EXERCISE OBJECTIVE - List every line below containing "EMKR".

Excerpt from a dataset
+ + + +

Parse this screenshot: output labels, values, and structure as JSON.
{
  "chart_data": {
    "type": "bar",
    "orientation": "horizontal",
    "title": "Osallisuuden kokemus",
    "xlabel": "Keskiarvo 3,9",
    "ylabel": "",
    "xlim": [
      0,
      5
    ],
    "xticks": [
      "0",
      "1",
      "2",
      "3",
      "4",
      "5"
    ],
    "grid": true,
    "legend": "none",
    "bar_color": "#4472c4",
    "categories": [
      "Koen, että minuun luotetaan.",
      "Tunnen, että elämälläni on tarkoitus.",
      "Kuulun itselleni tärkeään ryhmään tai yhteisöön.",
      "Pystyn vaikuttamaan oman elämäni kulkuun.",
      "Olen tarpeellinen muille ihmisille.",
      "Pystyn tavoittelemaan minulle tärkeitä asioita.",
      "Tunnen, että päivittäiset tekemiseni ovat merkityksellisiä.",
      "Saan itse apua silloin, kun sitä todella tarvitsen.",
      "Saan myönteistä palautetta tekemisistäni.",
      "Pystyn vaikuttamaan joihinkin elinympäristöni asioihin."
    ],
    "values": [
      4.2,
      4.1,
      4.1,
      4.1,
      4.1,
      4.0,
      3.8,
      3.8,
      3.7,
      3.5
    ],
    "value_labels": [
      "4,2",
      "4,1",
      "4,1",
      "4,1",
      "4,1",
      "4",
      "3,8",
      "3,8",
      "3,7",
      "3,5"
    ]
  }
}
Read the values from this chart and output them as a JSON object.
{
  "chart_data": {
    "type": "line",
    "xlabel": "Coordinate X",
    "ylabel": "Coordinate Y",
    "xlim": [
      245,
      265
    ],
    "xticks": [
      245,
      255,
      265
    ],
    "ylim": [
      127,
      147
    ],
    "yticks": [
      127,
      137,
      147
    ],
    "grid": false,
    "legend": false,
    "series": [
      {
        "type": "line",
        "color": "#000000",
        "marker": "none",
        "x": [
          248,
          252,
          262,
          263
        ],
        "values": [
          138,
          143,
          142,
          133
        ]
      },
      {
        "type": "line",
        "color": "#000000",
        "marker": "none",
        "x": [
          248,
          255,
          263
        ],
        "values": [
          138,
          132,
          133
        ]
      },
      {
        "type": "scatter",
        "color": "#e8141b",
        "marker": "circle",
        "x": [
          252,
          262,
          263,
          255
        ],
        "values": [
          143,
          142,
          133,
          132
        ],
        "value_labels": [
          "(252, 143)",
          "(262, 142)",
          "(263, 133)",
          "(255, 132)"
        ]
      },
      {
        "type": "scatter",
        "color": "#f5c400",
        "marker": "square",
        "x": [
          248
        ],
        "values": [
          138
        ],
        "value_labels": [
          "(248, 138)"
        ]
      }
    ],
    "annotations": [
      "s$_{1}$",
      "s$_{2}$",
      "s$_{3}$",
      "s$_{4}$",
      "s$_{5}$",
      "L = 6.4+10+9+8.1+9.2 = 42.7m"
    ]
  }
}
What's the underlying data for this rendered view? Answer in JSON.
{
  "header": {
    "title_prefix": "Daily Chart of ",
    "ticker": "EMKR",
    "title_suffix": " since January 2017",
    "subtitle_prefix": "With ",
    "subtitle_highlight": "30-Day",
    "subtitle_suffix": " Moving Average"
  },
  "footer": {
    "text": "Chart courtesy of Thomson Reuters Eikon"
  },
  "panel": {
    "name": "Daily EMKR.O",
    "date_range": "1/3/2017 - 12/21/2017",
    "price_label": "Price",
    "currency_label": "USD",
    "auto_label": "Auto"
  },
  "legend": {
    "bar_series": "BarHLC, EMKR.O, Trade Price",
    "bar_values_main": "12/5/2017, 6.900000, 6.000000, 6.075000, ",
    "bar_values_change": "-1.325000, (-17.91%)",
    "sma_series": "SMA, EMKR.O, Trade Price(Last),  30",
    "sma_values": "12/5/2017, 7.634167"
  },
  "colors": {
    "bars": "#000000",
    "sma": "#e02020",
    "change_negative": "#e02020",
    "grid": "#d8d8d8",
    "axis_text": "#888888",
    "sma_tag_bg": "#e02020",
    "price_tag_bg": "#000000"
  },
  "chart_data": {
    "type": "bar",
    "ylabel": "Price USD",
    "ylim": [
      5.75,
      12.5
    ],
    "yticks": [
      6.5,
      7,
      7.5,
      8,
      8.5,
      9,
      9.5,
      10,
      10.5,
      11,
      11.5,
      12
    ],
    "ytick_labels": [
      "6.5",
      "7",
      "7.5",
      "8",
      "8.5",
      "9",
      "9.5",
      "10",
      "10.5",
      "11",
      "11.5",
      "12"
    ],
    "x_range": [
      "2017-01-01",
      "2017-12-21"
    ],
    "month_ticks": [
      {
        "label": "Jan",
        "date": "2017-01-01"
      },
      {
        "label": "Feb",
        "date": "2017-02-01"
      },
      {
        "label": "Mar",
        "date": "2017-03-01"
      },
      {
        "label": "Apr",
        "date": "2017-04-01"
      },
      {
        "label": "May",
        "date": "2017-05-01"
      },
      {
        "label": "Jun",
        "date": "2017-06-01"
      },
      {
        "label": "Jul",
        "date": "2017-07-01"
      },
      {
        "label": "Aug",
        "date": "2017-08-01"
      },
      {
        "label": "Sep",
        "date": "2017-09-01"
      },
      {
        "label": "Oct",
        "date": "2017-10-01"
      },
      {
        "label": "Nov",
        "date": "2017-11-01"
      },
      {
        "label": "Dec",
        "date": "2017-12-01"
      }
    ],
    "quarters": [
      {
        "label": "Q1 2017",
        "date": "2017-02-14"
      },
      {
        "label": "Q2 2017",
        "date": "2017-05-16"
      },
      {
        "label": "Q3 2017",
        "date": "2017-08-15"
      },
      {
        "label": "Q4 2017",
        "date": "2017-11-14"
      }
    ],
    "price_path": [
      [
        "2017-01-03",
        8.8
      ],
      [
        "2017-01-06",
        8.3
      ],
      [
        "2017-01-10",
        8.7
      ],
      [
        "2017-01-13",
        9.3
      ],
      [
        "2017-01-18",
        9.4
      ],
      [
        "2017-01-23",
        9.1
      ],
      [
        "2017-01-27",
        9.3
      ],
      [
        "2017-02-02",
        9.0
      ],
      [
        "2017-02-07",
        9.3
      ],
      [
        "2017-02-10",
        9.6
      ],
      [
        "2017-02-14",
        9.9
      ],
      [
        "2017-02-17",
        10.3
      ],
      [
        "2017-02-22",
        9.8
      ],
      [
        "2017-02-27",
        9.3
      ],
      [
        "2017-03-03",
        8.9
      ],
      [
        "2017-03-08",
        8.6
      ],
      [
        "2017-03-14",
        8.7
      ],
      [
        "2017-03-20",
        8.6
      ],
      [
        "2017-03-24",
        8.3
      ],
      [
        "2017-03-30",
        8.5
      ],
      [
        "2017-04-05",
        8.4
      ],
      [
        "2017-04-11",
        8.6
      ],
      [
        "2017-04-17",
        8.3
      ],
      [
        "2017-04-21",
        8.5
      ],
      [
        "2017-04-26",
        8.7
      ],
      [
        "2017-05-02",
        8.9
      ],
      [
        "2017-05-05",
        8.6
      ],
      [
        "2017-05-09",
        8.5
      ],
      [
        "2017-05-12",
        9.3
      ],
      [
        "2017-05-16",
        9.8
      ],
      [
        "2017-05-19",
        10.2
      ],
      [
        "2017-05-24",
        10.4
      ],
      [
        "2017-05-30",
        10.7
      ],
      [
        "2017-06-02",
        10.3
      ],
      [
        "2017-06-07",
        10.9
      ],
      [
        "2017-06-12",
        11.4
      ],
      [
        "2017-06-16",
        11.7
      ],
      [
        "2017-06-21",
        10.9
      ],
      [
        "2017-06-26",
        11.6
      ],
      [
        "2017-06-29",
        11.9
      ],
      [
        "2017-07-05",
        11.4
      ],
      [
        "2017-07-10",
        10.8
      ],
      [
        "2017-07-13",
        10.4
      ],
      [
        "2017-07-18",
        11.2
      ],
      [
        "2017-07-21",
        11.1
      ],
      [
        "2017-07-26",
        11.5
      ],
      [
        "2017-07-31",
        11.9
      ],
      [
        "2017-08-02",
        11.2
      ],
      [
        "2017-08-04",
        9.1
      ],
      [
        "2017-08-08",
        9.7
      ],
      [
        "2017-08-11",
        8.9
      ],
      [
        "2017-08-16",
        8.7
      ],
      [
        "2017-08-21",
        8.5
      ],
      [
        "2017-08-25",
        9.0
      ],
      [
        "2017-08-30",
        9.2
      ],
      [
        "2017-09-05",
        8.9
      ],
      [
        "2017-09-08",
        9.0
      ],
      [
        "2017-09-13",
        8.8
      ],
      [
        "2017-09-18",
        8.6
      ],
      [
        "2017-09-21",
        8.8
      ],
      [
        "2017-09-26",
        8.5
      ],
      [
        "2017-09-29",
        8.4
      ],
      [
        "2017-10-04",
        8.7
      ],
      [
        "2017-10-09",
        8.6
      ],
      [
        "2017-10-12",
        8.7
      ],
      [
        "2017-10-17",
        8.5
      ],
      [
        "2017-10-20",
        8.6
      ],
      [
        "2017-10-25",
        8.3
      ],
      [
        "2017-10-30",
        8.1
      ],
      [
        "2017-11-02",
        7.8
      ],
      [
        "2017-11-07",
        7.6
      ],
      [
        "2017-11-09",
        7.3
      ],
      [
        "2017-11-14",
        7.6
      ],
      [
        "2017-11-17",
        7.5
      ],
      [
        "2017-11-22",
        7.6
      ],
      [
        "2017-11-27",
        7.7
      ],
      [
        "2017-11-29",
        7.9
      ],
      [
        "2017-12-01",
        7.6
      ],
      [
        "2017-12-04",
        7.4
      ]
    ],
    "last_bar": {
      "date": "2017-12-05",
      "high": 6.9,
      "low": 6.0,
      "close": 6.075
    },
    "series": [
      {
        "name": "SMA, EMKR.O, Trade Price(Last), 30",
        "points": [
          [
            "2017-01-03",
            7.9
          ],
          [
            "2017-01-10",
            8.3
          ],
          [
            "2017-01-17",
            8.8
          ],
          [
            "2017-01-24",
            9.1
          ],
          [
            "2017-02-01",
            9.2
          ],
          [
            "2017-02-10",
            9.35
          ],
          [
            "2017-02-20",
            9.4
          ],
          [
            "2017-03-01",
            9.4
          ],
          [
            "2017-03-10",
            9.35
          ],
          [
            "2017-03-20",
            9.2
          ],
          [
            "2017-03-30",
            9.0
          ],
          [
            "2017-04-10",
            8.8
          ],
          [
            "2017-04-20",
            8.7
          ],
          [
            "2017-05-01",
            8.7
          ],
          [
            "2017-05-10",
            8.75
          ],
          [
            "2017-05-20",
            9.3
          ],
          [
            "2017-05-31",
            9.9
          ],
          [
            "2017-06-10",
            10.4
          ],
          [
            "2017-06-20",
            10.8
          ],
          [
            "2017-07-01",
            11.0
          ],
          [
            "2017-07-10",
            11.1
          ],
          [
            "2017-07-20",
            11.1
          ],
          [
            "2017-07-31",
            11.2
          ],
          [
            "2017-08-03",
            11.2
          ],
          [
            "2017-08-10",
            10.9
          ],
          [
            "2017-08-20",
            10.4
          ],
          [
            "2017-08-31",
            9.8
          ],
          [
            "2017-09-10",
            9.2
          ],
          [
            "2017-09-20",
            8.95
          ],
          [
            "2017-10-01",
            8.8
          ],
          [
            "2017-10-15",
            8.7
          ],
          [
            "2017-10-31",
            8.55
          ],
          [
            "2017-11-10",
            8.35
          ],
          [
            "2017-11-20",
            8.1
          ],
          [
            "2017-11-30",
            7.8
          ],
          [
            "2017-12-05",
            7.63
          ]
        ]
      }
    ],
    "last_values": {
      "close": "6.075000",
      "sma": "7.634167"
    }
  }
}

+ + + +

OUTPUT BELOW -
    "ticker": "EMKR",
    "name": "Daily EMKR.O",
    "bar_series": "BarHLC, EMKR.O, Trade Price",
    "sma_series": "SMA, EMKR.O, Trade Price(Last),  30",
        "name": "SMA, EMKR.O, Trade Price(Last), 30",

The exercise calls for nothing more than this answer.